-------- Input data --------
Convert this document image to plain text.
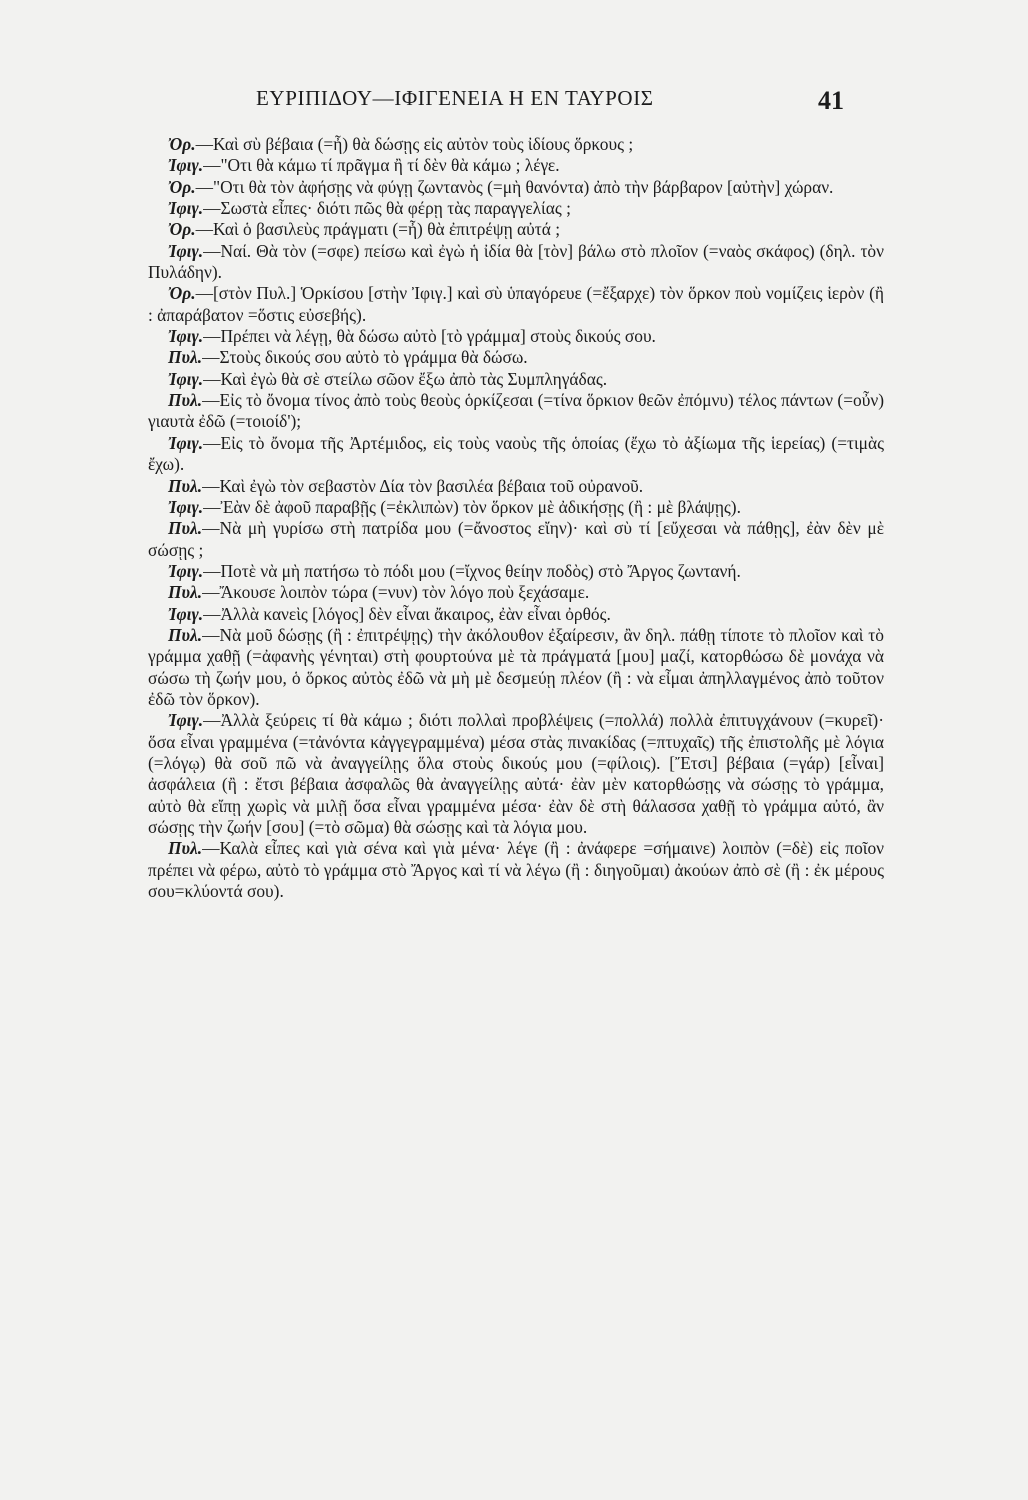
ΕΥΡΙΠΙΔΟΥ—ΙΦΙΓΕΝΕΙΑ Η ΕΝ ΤΑΥΡΟΙΣ	41

Ὀρ.—Καὶ σὺ βέβαια (=ἦ) θὰ δώσῃς εἰς αὐτὸν τοὺς ἰδίους ὅρκους ;

Ἰφιγ.—"Οτι θὰ κάμω τί πρᾶγμα ἢ τί δὲν θὰ κάμω ; λέγε.

Ὀρ.—"Οτι θὰ τὸν ἀφήσῃς νὰ φύγῃ ζωντανὸς (=μὴ θανόντα) ἀπὸ τὴν βάρβαρον [αὐτὴν] χώραν.

Ἰφιγ.—Σωστὰ εἶπες· διότι πῶς θὰ φέρῃ τὰς παραγγελίας ;

Ὀρ.—Καὶ ὁ βασιλεὺς πράγματι (=ἦ) θὰ ἐπιτρέψῃ αὐτά ;

Ἰφιγ.—Ναί. Θὰ τὸν (=σφε) πείσω καὶ ἐγὼ ἡ ἰδία θὰ [τὸν] βάλω στὸ πλοῖον (=ναὸς σκάφος) (δηλ. τὸν Πυλάδην).

Ὀρ.—[στὸν Πυλ.] Ὁρκίσου [στὴν Ἰφιγ.] καὶ σὺ ὑπαγόρευε (=ἔξαρχε) τὸν ὅρκον ποὺ νομίζεις ἱερὸν (ἢ : ἀπαράβατον =ὅστις εὐσεβής).

Ἰφιγ.—Πρέπει νὰ λέγῃ, θὰ δώσω αὐτὸ [τὸ γράμμα] στοὺς δικούς σου.

Πυλ.—Στοὺς δικούς σου αὐτὸ τὸ γράμμα θὰ δώσω.

Ἰφιγ.—Καὶ ἐγὼ θὰ σὲ στείλω σῶον ἔξω ἀπὸ τὰς Συμπληγάδας.

Πυλ.—Εἰς τὸ ὄνομα τίνος ἀπὸ τοὺς θεοὺς ὁρκίζεσαι (=τίνα ὅρκιον θεῶν ἐπόμνυ) τέλος πάντων (=οὖν) γιαυτὰ ἐδῶ (=τοιοίδ');

Ἰφιγ.—Εἰς τὸ ὄνομα τῆς Ἀρτέμιδος, εἰς τοὺς ναοὺς τῆς ὁποίας (ἔχω τὸ ἀξίωμα τῆς ἱερείας) (=τιμὰς ἔχω).

Πυλ.—Καὶ ἐγὼ τὸν σεβαστὸν Δία τὸν βασιλέα βέβαια τοῦ οὐρανοῦ.

Ἰφιγ.—Ἐὰν δὲ ἀφοῦ παραβῇς (=ἐκλιπὼν) τὸν ὅρκον μὲ ἀδικήσῃς (ἢ : μὲ βλάψῃς).

Πυλ.—Νὰ μὴ γυρίσω στὴ πατρίδα μου (=ἄνοστος εἴην)· καὶ σὺ τί [εὔχεσαι νὰ πάθῃς], ἐὰν δὲν μὲ σώσῃς ;

Ἰφιγ.—Ποτὲ νὰ μὴ πατήσω τὸ πόδι μου (=ἴχνος θείην ποδὸς) στὸ Ἄργος ζωντανή.

Πυλ.—Ἄκουσε λοιπὸν τώρα (=νυν) τὸν λόγο ποὺ ξεχάσαμε.

Ἰφιγ.—Ἀλλὰ κανεὶς [λόγος] δὲν εἶναι ἄκαιρος, ἐὰν εἶναι ὀρθός.

Πυλ.—Νὰ μοῦ δώσῃς (ἢ : ἐπιτρέψῃς) τὴν ἀκόλουθον ἐξαίρεσιν, ἂν δηλ. πάθῃ τίποτε τὸ πλοῖον καὶ τὸ γράμμα χαθῇ (=ἀφανὴς γένηται) στὴ φουρτούνα μὲ τὰ πράγματά [μου] μαζί, κατορθώσω δὲ μονάχα νὰ σώσω τὴ ζωήν μου, ὁ ὅρκος αὐτὸς ἐδῶ νὰ μὴ μὲ δεσμεύῃ πλέον (ἢ : νὰ εἶμαι ἀπηλλαγμένος ἀπὸ τοῦτον ἐδῶ τὸν ὅρκον).

Ἰφιγ.—Ἀλλὰ ξεύρεις τί θὰ κάμω ; διότι πολλαὶ προβλέψεις (=πολλά) πολλὰ ἐπιτυγχάνουν (=κυρεῖ)· ὅσα εἶναι γραμμένα (=τἀνόντα κἀγγεγραμμένα) μέσα στὰς πινακίδας (=πτυχαῖς) τῆς ἐπιστολῆς μὲ λόγια (=λόγῳ) θὰ σοῦ πῶ νὰ ἀναγγείλῃς ὅλα στοὺς δικούς μου (=φίλοις). [Ἔτσι] βέβαια (=γάρ) [εἶναι] ἀσφάλεια (ἢ : ἔτσι βέβαια ἀσφαλῶς θὰ ἀναγγείλῃς αὐτά· ἐὰν μὲν κατορθώσῃς νὰ σώσῃς τὸ γράμμα, αὐτὸ θὰ εἴπῃ χωρὶς νὰ μιλῇ ὅσα εἶναι γραμμένα μέσα· ἐὰν δὲ στὴ θάλασσα χαθῇ τὸ γράμμα αὐτό, ἂν σώσῃς τὴν ζωήν [σου] (=τὸ σῶμα) θὰ σώσῃς καὶ τὰ λόγια μου.

Πυλ.—Καλὰ εἶπες καὶ γιὰ σένα καὶ γιὰ μένα· λέγε (ἢ : ἀνάφερε =σήμαινε) λοιπὸν (=δὲ) εἰς ποῖον πρέπει νὰ φέρω, αὐτὸ τὸ γράμμα στὸ Ἄργος καὶ τί νὰ λέγω (ἢ : διηγοῦμαι) ἀκούων ἀπὸ σὲ (ἢ : ἐκ μέρους σου=κλύοντά σου).
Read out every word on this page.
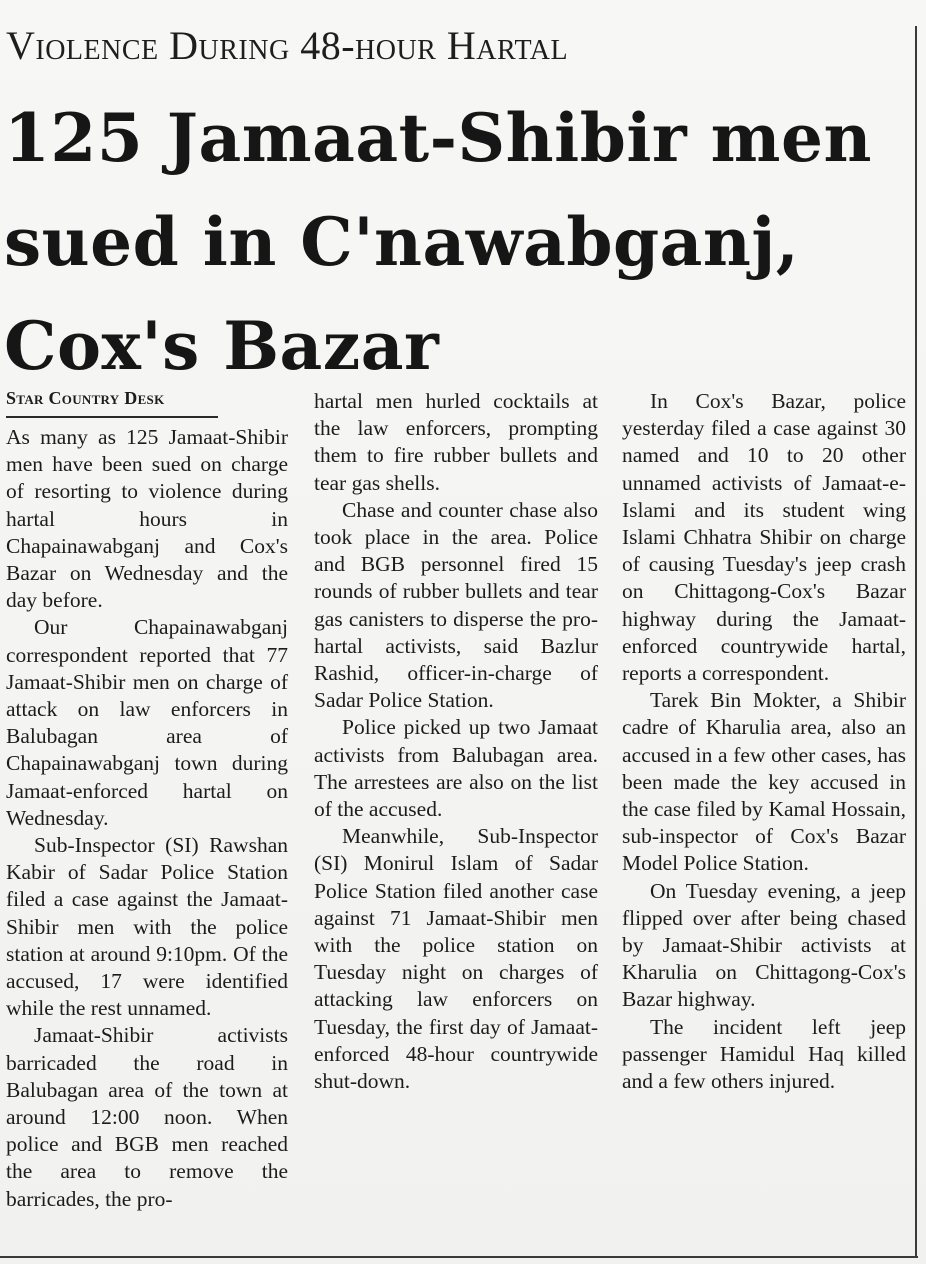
Violence During 48-hour Hartal
125 Jamaat-Shibir men
sued in C'nawabganj,
Cox's Bazar
Star Country Desk

As many as 125 Jamaat-Shibir men have been sued on charge of resorting to violence during hartal hours in Chapainawabganj and Cox's Bazar on Wednesday and the day before.

Our Chapainawabganj correspondent reported that 77 Jamaat-Shibir men on charge of attack on law enforcers in Balubagan area of Chapainawabganj town during Jamaat-enforced hartal on Wednesday.

Sub-Inspector (SI) Rawshan Kabir of Sadar Police Station filed a case against the Jamaat-Shibir men with the police station at around 9:10pm. Of the accused, 17 were identified while the rest unnamed.

Jamaat-Shibir activists barricaded the road in Balubagan area of the town at around 12:00 noon. When police and BGB men reached the area to remove the barricades, the pro-

hartal men hurled cocktails at the law enforcers, prompting them to fire rubber bullets and tear gas shells.

Chase and counter chase also took place in the area. Police and BGB personnel fired 15 rounds of rubber bullets and tear gas canisters to disperse the pro-hartal activists, said Bazlur Rashid, officer-in-charge of Sadar Police Station.

Police picked up two Jamaat activists from Balubagan area. The arrestees are also on the list of the accused.

Meanwhile, Sub-Inspector (SI) Monirul Islam of Sadar Police Station filed another case against 71 Jamaat-Shibir men with the police station on Tuesday night on charges of attacking law enforcers on Tuesday, the first day of Jamaat-enforced 48-hour countrywide shut-down.

In Cox's Bazar, police yesterday filed a case against 30 named and 10 to 20 other unnamed activists of Jamaat-e-Islami and its student wing Islami Chhatra Shibir on charge of causing Tuesday's jeep crash on Chittagong-Cox's Bazar highway during the Jamaat-enforced countrywide hartal, reports a correspondent.

Tarek Bin Mokter, a Shibir cadre of Kharulia area, also an accused in a few other cases, has been made the key accused in the case filed by Kamal Hossain, sub-inspector of Cox's Bazar Model Police Station.

On Tuesday evening, a jeep flipped over after being chased by Jamaat-Shibir activists at Kharulia on Chittagong-Cox's Bazar highway.

The incident left jeep passenger Hamidul Haq killed and a few others injured.
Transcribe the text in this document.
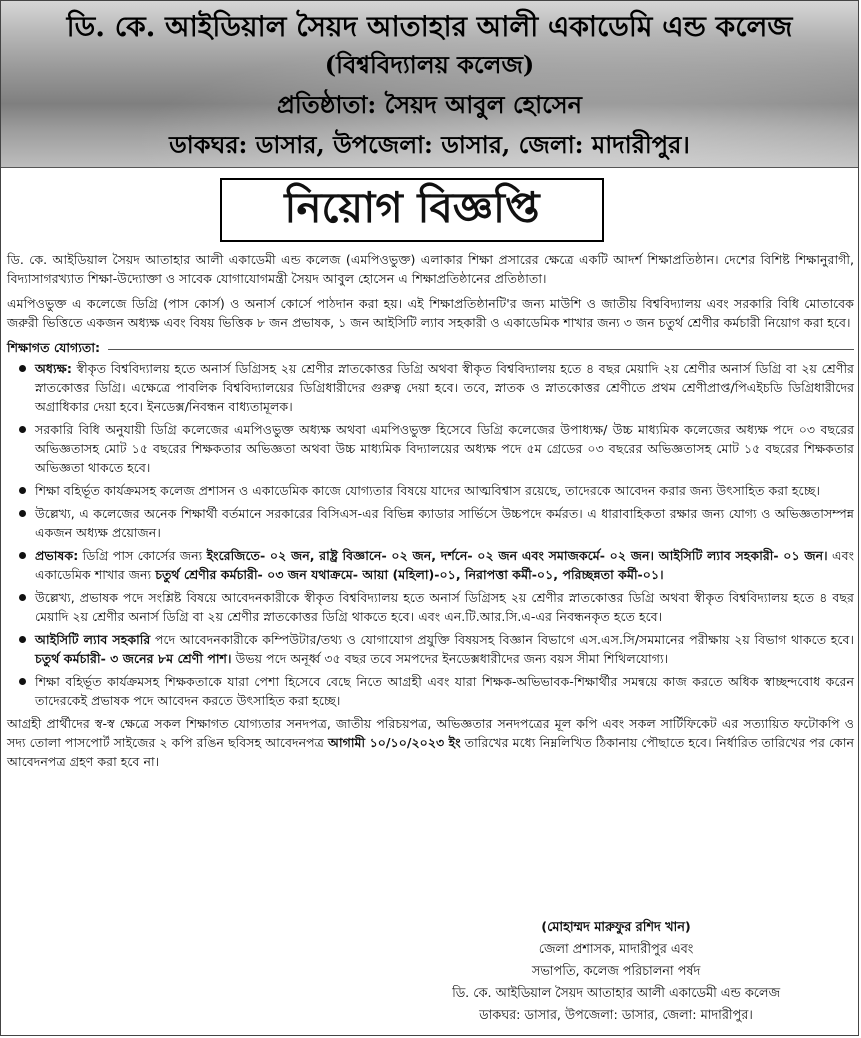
ডি. কে. আইডিয়াল সৈয়দ আতাহার আলী একাডেমি এন্ড কলেজ
(বিশ্ববিদ্যালয় কলেজ)
প্রতিষ্ঠাতা: সৈয়দ আবুল হোসেন
ডাকঘর: ডাসার, উপজেলা: ডাসার, জেলা: মাদারীপুর।
নিয়োগ বিজ্ঞপ্তি

ডি. কে. আইডিয়াল সৈয়দ আতাহার আলী একাডেমী এন্ড কলেজ (এমপিওভুক্ত) এলাকার শিক্ষা প্রসারের ক্ষেত্রে একটি আদর্শ শিক্ষাপ্রতিষ্ঠান। দেশের বিশিষ্ট শিক্ষানুরাগী, বিদ্যাসাগরখ্যাত শিক্ষা-উদ্যোক্তা ও সাবেক যোগাযোগমন্ত্রী সৈয়দ আবুল হোসেন এ শিক্ষাপ্রতিষ্ঠানের প্রতিষ্ঠাতা।

এমপিওভুক্ত এ কলেজে ডিগ্রি (পাস কোর্স) ও অনার্স কোর্সে পাঠদান করা হয়। এই শিক্ষাপ্রতিষ্ঠানটি'র জন্য মাউশি ও জাতীয় বিশ্ববিদ্যালয় এবং সরকারি বিধি মোতাবেক জরুরী ভিত্তিতে একজন অধ্যক্ষ এবং বিষয় ভিত্তিক ৮ জন প্রভাষক, ১ জন আইসিটি ল্যাব সহকারী ও একাডেমিক শাখার জন্য ৩ জন চতুর্থ শ্রেণীর কর্মচারী নিয়োগ করা হবে।

শিক্ষাগত যোগ্যতা:
অধ্যক্ষ: স্বীকৃত বিশ্ববিদ্যালয় হতে অনার্স ডিগ্রিসহ ২য় শ্রেণীর স্নাতকোত্তর ডিগ্রি অথবা স্বীকৃত বিশ্ববিদ্যালয় হতে ৪ বছর মেয়াদি ২য় শ্রেণীর অনার্স ডিগ্রি বা ২য় শ্রেণীর স্নাতকোত্তর ডিগ্রি। এক্ষেত্রে পাবলিক বিশ্ববিদ্যালয়ের ডিগ্রিধারীদের গুরুত্ব দেয়া হবে। তবে, স্নাতক ও স্নাতকোত্তর শ্রেণীতে প্রথম শ্রেণীপ্রাপ্ত/পিএইচডি ডিগ্রিধারীদের অগ্রাধিকার দেয়া হবে। ইনডেক্স/নিবন্ধন বাধ্যতামূলক।
সরকারি বিধি অনুযায়ী ডিগ্রি কলেজের এমপিওভুক্ত অধ্যক্ষ অথবা এমপিওভুক্ত হিসেবে ডিগ্রি কলেজের উপাধ্যক্ষ/ উচ্চ মাধ্যমিক কলেজের অধ্যক্ষ পদে ০৩ বছরের অভিজ্ঞতাসহ মোট ১৫ বছরের শিক্ষকতার অভিজ্ঞতা অথবা উচ্চ মাধ্যমিক বিদ্যালয়ের অধ্যক্ষ পদে ৫ম গ্রেডের ০৩ বছরের অভিজ্ঞতাসহ মোট ১৫ বছরের শিক্ষকতার অভিজ্ঞতা থাকতে হবে।
শিক্ষা বহির্ভূত কার্যক্রমসহ কলেজ প্রশাসন ও একাডেমিক কাজে যোগ্যতার বিষয়ে যাদের আত্মবিশ্বাস রয়েছে, তাদেরকে আবেদন করার জন্য উৎসাহিত করা হচ্ছে।
উল্লেখ্য, এ কলেজের অনেক শিক্ষার্থী বর্তমানে সরকারের বিসিএস-এর বিভিন্ন ক্যাডার সার্ভিসে উচ্চপদে কর্মরত। এ ধারাবাহিকতা রক্ষার জন্য যোগ্য ও অভিজ্ঞতাসম্পন্ন একজন অধ্যক্ষ প্রয়োজন।
প্রভাষক: ডিগ্রি পাস কোর্সের জন্য ইংরেজিতে- ০২ জন, রাষ্ট্র বিজ্ঞানে- ০২ জন, দর্শনে- ০২ জন এবং সমাজকর্মে- ০২ জন। আইসিটি ল্যাব সহকারী- ০১ জন। এবং একাডেমিক শাখার জন্য চতুর্থ শ্রেণীর কর্মচারী- ০৩ জন যথাক্রমে- আয়া (মহিলা)-০১, নিরাপত্তা কর্মী-০১, পরিচ্ছন্নতা কর্মী-০১।
উল্লেখ্য, প্রভাষক পদে সংশ্লিষ্ট বিষয়ে আবেদনকারীকে স্বীকৃত বিশ্ববিদ্যালয় হতে অনার্স ডিগ্রিসহ ২য় শ্রেণীর স্নাতকোত্তর ডিগ্রি অথবা স্বীকৃত বিশ্ববিদ্যালয় হতে ৪ বছর মেয়াদি ২য় শ্রেণীর অনার্স ডিগ্রি বা ২য় শ্রেণীর স্নাতকোত্তর ডিগ্রি থাকতে হবে। এবং এন.টি.আর.সি.এ-এর নিবন্ধনকৃত হতে হবে।
আইসিটি ল্যাব সহকারি পদে আবেদনকারীকে কম্পিউটার/তথ্য ও যোগাযোগ প্রযুক্তি বিষয়সহ বিজ্ঞান বিভাগে এস.এস.সি/সমমানের পরীক্ষায় ২য় বিভাগ থাকতে হবে। চতুর্থ কর্মচারী- ৩ জনের ৮ম শ্রেণী পাশ। উভয় পদে অনূর্ধ্ব ৩৫ বছর তবে সমপদের ইনডেক্সধারীদের জন্য বয়স সীমা শিথিলযোগ্য।
শিক্ষা বহির্ভূত কার্যক্রমসহ শিক্ষকতাকে যারা পেশা হিসেবে বেছে নিতে আগ্রহী এবং যারা শিক্ষক-অভিভাবক-শিক্ষার্থীর সমন্বয়ে কাজ করতে অধিক স্বাচ্ছন্দবোধ করেন তাদেরকেই প্রভাষক পদে আবেদন করতে উৎসাহিত করা হচ্ছে।

আগ্রহী প্রার্থীদের স্ব-স্ব ক্ষেত্রে সকল শিক্ষাগত যোগ্যতার সনদপত্র, জাতীয় পরিচয়পত্র, অভিজ্ঞতার সনদপত্রের মূল কপি এবং সকল সার্টিফিকেট এর সত্যায়িত ফটোকপি ও সদ্য তোলা পাসপোর্ট সাইজের ২ কপি রঙিন ছবিসহ আবেদনপত্র আগামী ১০/১০/২০২৩ ইং তারিখের মধ্যে নিম্নলিখিত ঠিকানায় পৌছাতে হবে। নির্ধারিত তারিখের পর কোন আবেদনপত্র গ্রহণ করা হবে না।

(মোহাম্মদ মারুফুর রশিদ খান)
জেলা প্রশাসক, মাদারীপুর এবং
সভাপতি, কলেজ পরিচালনা পর্ষদ
ডি. কে. আইডিয়াল সৈয়দ আতাহার আলী একাডেমী এন্ড কলেজ
ডাকঘর: ডাসার, উপজেলা: ডাসার, জেলা: মাদারীপুর।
--------
Search the entries for the word "sued", then list each line that holds it.

### Exercise solution
sued in C'nawabganj,
As many as 125 Jamaat-Shibir men have been sued on charge of resorting to violence during hartal hours in Chapainawabganj and Cox's Bazar on Wednesday and the day before.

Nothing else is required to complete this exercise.